REQUIRED WORK - From the entries below, please gather each line containing the string "list".
## begin
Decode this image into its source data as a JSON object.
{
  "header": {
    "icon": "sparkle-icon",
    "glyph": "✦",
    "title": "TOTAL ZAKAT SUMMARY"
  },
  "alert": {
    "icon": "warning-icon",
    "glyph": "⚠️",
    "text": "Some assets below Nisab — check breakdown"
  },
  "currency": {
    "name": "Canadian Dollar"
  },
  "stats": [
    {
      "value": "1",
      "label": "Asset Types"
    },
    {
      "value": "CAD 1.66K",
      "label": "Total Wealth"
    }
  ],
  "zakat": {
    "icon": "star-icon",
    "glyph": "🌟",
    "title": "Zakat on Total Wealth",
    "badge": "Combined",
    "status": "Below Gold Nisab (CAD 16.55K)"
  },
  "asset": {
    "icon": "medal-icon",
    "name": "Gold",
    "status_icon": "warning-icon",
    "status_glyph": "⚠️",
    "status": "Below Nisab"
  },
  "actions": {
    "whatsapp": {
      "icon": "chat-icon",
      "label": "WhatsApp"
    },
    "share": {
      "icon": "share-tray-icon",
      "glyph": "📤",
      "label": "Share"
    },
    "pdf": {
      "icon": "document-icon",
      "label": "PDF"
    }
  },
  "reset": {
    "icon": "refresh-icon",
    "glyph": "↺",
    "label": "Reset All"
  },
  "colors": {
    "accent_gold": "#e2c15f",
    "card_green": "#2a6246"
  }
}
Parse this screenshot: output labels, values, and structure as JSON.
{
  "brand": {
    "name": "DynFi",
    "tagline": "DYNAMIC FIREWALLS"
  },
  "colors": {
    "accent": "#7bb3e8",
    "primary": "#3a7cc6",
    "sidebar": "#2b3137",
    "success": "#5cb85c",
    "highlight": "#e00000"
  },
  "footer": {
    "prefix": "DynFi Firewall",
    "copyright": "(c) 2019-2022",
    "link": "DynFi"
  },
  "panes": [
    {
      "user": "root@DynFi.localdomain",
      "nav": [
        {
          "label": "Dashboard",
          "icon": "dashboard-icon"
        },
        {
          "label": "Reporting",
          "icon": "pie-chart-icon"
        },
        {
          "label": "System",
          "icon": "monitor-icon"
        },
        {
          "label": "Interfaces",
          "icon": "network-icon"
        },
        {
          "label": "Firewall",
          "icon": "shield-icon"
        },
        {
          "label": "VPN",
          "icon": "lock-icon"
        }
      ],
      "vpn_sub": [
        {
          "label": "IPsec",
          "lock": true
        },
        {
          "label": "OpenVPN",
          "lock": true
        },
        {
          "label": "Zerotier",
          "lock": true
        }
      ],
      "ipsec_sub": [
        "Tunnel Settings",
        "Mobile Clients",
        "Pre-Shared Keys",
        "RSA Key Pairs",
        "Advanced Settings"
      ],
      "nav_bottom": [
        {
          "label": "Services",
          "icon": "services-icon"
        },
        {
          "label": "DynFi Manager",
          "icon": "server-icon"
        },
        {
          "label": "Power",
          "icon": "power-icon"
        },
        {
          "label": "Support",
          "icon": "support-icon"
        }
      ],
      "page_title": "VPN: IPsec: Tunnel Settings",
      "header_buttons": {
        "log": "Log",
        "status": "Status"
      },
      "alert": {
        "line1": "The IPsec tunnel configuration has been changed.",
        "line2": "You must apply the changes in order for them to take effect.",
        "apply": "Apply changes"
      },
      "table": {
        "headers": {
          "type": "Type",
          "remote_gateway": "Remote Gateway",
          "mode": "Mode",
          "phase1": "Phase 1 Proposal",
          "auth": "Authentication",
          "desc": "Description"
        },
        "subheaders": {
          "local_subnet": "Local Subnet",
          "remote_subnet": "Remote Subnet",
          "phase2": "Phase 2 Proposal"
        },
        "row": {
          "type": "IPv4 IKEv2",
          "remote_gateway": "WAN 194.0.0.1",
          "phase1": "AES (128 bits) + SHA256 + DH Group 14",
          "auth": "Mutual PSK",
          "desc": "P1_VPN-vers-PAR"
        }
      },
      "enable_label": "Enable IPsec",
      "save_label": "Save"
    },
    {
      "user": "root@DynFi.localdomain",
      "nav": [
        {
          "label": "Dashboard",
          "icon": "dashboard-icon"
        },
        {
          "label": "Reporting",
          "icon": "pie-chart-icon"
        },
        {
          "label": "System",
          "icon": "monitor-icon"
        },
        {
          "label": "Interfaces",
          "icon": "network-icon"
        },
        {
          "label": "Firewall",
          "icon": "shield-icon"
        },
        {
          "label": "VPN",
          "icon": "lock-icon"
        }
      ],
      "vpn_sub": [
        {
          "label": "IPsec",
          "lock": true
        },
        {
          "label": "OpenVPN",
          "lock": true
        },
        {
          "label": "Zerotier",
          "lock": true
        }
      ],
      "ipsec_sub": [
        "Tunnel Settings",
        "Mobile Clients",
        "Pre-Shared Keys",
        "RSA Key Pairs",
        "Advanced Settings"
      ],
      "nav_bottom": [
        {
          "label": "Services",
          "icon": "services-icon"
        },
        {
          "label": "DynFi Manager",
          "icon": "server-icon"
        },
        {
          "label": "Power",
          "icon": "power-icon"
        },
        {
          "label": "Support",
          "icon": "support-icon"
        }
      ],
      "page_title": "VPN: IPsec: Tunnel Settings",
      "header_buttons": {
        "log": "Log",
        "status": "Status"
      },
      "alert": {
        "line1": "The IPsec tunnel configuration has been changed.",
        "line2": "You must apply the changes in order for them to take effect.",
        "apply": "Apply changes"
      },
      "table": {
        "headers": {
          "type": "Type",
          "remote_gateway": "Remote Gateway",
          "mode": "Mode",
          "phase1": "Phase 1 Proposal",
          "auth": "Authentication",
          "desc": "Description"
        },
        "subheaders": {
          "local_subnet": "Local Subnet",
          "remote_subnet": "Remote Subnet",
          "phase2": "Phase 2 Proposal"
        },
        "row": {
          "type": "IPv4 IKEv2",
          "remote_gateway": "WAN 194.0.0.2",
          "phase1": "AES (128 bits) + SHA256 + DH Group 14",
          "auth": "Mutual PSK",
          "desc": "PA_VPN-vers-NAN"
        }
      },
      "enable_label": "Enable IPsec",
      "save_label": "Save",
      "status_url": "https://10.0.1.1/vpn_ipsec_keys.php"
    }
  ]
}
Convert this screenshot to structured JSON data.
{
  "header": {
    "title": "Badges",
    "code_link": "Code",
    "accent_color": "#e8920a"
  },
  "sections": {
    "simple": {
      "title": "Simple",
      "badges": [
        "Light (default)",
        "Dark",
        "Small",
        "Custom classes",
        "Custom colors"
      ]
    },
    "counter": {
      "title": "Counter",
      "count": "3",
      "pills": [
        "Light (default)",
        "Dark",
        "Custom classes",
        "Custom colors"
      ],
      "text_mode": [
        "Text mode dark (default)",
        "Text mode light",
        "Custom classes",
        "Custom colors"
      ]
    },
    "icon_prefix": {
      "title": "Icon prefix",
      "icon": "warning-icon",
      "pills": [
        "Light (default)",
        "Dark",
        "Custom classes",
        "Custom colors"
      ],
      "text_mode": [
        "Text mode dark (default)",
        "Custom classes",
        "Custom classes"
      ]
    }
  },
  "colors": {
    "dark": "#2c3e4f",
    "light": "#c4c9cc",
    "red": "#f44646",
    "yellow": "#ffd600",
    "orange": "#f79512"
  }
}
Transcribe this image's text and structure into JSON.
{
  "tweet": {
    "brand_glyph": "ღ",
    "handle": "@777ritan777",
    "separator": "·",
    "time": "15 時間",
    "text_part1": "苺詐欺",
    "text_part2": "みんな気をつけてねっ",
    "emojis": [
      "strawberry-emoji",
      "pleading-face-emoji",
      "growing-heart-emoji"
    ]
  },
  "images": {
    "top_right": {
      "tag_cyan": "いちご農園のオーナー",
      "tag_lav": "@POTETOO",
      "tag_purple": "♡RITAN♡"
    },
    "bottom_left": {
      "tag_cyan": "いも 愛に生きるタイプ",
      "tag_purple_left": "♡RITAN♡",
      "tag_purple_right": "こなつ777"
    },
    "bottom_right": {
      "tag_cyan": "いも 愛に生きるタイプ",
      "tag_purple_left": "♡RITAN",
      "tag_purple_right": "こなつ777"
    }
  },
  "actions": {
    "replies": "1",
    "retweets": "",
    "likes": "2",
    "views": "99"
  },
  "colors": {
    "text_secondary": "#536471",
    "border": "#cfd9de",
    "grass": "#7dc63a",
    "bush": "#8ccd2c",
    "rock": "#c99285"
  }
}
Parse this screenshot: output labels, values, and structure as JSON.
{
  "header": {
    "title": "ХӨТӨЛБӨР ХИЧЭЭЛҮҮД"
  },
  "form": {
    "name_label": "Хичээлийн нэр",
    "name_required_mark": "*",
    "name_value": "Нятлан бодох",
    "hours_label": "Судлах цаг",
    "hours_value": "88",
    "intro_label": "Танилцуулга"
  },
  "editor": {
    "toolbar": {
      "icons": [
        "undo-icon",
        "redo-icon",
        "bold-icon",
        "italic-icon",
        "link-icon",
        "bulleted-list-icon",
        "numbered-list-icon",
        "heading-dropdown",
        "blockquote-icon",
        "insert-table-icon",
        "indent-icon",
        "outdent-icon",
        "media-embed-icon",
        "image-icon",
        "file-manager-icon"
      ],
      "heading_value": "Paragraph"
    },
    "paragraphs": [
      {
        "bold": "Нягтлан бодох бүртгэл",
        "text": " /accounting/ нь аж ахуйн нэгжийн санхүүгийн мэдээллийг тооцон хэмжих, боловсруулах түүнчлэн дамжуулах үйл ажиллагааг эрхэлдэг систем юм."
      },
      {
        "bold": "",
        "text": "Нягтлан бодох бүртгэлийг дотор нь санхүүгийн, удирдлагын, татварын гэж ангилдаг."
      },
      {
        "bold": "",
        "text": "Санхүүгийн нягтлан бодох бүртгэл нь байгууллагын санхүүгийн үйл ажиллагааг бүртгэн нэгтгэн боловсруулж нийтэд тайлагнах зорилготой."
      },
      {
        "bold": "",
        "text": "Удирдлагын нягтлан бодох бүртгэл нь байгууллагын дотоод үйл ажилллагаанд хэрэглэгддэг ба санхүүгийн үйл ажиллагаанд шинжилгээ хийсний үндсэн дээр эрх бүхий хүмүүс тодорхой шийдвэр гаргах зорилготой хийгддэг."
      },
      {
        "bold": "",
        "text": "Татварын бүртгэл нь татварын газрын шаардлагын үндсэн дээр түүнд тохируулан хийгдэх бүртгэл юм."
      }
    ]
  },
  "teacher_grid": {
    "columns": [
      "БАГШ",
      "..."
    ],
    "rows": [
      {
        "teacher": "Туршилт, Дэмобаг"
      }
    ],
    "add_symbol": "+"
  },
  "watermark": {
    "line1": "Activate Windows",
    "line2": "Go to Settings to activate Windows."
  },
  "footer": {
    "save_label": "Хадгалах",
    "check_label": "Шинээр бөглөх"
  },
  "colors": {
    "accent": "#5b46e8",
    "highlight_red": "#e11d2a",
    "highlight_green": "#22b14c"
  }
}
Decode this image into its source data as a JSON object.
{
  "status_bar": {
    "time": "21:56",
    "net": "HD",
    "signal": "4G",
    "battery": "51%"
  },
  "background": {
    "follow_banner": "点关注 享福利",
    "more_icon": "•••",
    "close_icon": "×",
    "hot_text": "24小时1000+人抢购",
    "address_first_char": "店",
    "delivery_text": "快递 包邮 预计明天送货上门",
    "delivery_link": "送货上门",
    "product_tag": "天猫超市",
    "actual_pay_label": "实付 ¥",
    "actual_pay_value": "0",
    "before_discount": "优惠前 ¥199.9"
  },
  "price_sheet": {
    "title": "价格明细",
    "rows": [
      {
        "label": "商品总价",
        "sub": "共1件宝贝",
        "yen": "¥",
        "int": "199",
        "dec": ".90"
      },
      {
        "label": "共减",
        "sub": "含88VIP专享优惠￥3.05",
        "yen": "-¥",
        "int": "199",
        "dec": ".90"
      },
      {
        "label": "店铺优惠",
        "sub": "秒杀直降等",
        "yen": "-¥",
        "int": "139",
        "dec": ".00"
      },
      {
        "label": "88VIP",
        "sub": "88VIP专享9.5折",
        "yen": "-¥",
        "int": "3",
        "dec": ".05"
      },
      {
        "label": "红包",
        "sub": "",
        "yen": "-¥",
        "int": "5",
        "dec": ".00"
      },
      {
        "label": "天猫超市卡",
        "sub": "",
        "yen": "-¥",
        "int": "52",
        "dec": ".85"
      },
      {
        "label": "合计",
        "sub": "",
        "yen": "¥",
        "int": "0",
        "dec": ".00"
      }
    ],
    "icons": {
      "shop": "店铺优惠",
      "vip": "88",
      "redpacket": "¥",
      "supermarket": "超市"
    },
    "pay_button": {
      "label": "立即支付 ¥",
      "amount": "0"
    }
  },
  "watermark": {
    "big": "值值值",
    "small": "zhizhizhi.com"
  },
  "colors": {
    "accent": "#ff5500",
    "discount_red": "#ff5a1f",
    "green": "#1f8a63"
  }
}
## end
PROBLEM SOLUTION -
        "bulleted-list-icon",
        "numbered-list-icon",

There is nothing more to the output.